**Estratto della fonte**

Calcio, Serie A – laser verde, il Napoli non pagherà la multa

Il giudice sportivo Tosel non ha inflitto alcuna multa al Napoli per responsabilità oggettiva circa l’uso del laser da parte di alcuni sostenitori azzurri, intenti a disturbare l’esecuzione del calcio di rigore dell’attaccante siciliano Miccoli.

Ecco la motivazione: “Letta la relazione dei collaboratori della Procura federaleconsiderato che un sostenitore della Soc. Napoli, nel corso del primo tempo, indirizzava un fascio di luce laser sul volto di un calciatore avversario durante l’esecuzione di un calcio di rigore e che la stessa apparecchiatura veniva utilizzata nei confronti dell’Arbitro alla fine della gara; preso atto che la Società ha adottato ed attuato un efficace modello organizzativo individuando, mediante l’utilizzazione di riprese televisive a circuito chiuso.”

Scovato il responsabile, anche grazie all’aiuto della società che così non rischia nessuna ammenda. Si è concluso così
l’episodio del laser puntato su Miccoli.

Quella dei fasci laser in campo sta diventando una spiacevole abitudine.  Sabato sera, nel corso di uno dei due anticipi,
l’arbitro Rosetti aveva interrotto il gioco per un minuto nel primo tempo di Bari-Inter per la comparsa sul terreno di
gioco proprio dei fasci di luce verde dei laser. Dagli altoparlanti è stato annunciato che i responsabili del gesto – che
mette a repentaglio la salute dei calciatori – sarebbero stati perseguiti dalle forze dell’ordine. Era la seconda volta che
un episodio di questo tipo si verificava al San Nicola: già contro la Juventus, un fascio di luce verde aveva infastidito
il brasiliano Diego mentre calciava un rigore.

**Il tuo obiettivo**
Riporta il tratto dell'articolo sul laser verde che va da "Scovato il responsabile, anche" fino a "calciava un rigore.", sostituendo "Sabato sera" con "Domenica sera".

**Materiale mostrato**
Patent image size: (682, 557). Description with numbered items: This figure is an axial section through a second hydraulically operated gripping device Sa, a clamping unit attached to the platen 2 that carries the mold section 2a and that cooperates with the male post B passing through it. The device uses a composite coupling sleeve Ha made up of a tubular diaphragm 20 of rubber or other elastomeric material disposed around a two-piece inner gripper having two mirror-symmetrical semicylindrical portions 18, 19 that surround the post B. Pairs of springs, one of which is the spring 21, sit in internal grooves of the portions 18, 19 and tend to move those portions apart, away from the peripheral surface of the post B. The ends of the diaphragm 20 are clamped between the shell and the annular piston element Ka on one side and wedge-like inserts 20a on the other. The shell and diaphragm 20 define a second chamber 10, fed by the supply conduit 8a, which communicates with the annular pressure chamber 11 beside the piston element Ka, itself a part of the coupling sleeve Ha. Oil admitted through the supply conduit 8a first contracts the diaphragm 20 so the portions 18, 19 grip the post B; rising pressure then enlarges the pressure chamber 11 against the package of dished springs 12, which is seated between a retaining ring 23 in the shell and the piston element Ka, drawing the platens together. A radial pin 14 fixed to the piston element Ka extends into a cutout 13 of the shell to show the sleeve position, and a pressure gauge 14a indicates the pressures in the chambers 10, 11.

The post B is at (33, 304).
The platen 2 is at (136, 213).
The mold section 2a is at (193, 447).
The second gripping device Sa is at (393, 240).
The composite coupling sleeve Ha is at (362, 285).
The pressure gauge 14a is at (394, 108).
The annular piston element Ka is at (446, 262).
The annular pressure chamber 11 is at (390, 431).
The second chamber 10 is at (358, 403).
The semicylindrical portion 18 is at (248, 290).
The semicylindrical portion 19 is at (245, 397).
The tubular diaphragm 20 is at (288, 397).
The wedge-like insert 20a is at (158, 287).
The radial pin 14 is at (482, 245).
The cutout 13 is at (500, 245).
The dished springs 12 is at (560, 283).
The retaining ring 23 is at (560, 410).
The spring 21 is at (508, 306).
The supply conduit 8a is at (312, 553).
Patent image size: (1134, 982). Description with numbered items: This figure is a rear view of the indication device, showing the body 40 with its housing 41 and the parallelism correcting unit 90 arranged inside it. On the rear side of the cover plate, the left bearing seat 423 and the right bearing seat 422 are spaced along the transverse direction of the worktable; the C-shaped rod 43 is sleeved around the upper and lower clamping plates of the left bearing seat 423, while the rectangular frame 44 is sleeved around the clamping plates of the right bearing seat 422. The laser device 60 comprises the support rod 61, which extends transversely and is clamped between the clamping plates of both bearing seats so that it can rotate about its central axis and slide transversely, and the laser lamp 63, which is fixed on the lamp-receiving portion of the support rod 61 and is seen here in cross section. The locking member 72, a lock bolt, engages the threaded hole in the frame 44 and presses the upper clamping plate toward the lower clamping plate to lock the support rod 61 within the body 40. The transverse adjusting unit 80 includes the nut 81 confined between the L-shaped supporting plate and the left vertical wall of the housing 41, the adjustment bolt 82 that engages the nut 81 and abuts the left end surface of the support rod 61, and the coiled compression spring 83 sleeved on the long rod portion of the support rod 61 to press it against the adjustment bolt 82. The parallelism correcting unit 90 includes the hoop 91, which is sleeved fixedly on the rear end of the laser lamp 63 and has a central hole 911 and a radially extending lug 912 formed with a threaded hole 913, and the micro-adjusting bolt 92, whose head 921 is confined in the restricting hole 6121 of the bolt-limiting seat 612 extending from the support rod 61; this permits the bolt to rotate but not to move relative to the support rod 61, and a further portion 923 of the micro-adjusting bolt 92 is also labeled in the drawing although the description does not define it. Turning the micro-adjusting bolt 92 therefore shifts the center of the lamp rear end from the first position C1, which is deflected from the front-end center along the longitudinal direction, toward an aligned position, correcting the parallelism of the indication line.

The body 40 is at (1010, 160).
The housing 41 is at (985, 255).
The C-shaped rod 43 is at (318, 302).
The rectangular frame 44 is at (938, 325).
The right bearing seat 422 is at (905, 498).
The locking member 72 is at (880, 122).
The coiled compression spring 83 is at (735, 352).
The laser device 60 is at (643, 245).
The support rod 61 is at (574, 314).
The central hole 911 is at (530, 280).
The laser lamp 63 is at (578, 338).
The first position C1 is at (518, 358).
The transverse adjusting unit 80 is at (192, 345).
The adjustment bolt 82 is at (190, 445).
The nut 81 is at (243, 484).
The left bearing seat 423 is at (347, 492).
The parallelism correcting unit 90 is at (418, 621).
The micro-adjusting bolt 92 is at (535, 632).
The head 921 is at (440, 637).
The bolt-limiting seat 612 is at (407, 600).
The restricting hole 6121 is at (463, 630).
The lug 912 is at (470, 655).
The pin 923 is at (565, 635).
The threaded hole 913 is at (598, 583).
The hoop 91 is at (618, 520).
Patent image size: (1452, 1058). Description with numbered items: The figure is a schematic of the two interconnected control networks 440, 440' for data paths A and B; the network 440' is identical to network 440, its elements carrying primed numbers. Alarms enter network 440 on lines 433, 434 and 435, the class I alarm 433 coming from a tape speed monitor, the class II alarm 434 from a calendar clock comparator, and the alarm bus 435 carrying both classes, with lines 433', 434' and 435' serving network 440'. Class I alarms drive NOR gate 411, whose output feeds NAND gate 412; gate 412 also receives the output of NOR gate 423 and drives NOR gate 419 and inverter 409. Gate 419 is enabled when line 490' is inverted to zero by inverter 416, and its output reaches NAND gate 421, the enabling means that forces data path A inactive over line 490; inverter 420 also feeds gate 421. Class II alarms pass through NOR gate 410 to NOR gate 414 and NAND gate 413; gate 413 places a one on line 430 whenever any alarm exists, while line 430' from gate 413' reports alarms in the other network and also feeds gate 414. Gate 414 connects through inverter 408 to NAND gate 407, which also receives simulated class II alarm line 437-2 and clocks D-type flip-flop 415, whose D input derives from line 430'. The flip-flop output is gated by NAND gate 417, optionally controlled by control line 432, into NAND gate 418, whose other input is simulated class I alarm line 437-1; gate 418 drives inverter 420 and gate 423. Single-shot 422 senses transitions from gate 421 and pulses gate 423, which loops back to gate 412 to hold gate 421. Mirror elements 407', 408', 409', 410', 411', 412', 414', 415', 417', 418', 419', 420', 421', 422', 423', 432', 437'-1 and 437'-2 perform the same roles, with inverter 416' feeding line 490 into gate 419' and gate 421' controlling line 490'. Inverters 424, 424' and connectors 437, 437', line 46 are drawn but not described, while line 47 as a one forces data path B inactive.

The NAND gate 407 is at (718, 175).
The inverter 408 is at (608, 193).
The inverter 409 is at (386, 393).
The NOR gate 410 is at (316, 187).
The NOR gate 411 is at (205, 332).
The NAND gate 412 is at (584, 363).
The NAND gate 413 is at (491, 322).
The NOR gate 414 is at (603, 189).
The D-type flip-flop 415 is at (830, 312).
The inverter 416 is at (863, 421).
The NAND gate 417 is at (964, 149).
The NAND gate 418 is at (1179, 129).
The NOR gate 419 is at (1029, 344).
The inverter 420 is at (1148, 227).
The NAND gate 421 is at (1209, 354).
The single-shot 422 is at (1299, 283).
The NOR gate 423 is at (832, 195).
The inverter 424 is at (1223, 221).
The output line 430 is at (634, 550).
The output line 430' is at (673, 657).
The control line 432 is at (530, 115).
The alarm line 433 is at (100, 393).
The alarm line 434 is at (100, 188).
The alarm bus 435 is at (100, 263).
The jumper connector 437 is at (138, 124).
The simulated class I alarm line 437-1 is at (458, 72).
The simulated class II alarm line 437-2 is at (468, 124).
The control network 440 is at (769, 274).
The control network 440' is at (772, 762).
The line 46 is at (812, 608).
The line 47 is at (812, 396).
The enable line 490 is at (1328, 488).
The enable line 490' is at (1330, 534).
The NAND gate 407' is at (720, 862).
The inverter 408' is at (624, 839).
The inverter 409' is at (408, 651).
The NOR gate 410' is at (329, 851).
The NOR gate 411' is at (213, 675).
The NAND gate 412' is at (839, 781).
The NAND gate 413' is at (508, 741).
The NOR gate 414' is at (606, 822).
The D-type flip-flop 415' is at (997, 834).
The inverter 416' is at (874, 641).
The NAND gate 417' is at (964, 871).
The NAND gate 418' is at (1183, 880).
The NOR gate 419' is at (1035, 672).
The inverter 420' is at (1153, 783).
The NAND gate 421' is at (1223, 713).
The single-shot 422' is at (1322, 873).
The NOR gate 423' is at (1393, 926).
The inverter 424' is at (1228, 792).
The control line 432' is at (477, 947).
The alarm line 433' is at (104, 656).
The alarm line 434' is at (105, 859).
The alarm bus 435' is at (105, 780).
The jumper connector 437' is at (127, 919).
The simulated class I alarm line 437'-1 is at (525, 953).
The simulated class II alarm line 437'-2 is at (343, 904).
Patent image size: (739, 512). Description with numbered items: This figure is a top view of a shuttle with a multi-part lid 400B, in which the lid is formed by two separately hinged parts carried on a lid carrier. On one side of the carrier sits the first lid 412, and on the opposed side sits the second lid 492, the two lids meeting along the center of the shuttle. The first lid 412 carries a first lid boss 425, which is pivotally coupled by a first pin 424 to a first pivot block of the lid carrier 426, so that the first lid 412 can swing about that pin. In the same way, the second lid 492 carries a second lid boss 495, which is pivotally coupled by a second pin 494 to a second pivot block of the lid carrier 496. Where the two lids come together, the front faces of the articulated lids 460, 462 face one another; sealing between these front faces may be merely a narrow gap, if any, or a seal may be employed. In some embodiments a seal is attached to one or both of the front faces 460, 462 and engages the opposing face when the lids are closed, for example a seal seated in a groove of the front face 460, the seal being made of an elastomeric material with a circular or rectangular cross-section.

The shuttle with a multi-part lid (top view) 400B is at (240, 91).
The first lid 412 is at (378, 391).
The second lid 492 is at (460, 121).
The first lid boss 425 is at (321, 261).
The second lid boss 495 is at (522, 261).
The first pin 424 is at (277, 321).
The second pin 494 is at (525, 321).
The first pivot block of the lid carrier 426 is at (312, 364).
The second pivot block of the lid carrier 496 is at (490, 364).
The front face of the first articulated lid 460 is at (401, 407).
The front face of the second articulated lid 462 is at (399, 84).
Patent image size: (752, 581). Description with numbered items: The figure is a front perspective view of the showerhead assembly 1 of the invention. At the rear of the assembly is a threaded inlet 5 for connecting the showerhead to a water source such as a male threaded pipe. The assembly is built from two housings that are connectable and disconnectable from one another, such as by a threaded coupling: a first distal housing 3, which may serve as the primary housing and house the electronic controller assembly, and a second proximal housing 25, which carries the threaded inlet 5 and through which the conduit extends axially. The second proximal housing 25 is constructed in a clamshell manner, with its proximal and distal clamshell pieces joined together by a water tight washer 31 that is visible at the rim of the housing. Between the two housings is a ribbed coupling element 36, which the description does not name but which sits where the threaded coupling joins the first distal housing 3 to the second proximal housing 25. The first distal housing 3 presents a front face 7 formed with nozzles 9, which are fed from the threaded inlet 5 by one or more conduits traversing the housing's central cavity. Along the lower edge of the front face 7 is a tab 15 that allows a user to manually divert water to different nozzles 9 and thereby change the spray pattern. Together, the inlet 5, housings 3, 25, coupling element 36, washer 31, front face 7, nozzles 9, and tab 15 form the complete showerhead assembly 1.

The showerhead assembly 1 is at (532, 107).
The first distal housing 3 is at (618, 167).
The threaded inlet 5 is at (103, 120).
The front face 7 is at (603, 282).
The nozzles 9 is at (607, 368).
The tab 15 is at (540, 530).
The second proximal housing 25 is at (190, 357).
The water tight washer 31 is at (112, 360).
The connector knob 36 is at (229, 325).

**Risposta all'esercizio**
Scovato il responsabile, anche grazie all’aiuto della società che così non rischia nessuna ammenda. Si è concluso così
l’episodio del laser puntato su Miccoli.

Quella dei fasci laser in campo sta diventando una spiacevole abitudine.  Domenica sera, nel corso di uno dei due anticipi,
l’arbitro Rosetti aveva interrotto il gioco per un minuto nel primo tempo di Bari-Inter per la comparsa sul terreno di
gioco proprio dei fasci di luce verde dei laser. Dagli altoparlanti è stato annunciato che i responsabili del gesto – che
mette a repentaglio la salute dei calciatori – sarebbero stati perseguiti dalle forze dell’ordine. Era la seconda volta che
un episodio di questo tipo si verificava al San Nicola: già contro la Juventus, un fascio di luce verde aveva infastidito
il brasiliano Diego mentre calciava un rigore.